Determine how many lines contain the string "count". Reply with that figure and nothing else.
Start of DATA RECORDS
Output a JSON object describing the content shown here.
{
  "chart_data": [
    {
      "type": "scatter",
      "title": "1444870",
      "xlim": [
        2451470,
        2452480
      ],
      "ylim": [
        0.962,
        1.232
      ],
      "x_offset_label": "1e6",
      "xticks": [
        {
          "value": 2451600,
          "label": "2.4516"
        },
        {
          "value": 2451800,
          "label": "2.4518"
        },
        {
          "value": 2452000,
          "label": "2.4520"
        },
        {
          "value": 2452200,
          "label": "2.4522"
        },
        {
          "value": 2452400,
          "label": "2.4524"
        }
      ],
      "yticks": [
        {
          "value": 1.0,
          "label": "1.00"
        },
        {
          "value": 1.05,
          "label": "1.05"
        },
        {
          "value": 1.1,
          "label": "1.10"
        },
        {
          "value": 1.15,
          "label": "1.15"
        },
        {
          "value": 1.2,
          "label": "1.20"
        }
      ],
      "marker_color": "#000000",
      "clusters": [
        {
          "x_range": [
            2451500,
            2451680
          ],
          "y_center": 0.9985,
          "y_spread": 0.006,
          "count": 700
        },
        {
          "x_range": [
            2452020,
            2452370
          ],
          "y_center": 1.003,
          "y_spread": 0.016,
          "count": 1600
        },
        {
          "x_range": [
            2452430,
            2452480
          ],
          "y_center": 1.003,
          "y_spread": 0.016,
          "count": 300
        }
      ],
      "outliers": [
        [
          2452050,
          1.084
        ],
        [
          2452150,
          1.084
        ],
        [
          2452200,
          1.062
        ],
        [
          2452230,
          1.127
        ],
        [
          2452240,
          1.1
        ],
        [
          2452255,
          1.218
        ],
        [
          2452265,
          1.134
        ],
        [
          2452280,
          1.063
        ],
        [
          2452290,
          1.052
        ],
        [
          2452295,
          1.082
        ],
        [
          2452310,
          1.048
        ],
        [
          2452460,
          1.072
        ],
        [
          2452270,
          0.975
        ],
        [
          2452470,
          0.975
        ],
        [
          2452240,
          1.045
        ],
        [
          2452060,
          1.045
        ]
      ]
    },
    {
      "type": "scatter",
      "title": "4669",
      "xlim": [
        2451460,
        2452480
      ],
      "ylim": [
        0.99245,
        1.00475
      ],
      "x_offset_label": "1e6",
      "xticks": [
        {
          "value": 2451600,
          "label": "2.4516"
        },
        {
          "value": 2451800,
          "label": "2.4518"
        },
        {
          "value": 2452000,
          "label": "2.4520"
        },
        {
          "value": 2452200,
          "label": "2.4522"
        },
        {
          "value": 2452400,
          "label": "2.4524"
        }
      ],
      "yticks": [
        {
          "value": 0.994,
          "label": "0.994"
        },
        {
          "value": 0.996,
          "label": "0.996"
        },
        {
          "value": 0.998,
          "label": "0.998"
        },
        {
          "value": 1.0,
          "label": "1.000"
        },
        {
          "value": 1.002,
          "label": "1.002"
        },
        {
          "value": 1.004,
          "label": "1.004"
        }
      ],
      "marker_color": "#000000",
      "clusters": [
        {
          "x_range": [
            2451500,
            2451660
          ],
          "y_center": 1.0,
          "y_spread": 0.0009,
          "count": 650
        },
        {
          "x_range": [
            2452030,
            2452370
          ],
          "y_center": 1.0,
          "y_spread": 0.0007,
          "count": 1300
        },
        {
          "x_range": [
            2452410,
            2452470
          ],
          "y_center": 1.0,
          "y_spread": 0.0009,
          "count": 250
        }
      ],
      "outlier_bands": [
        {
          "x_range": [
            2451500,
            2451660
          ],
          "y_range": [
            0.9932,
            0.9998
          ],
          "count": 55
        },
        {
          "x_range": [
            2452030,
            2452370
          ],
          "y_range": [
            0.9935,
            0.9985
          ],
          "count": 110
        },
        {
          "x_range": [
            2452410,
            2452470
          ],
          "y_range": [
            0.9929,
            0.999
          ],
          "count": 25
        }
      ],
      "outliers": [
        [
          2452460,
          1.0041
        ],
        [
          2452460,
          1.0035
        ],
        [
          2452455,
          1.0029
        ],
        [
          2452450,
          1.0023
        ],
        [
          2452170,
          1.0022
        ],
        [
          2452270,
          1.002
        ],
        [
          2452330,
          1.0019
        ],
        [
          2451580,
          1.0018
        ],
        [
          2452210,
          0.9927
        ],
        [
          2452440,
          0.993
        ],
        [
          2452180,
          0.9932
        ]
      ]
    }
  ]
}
End of DATA RECORDS
■ CORRECT RESULT
9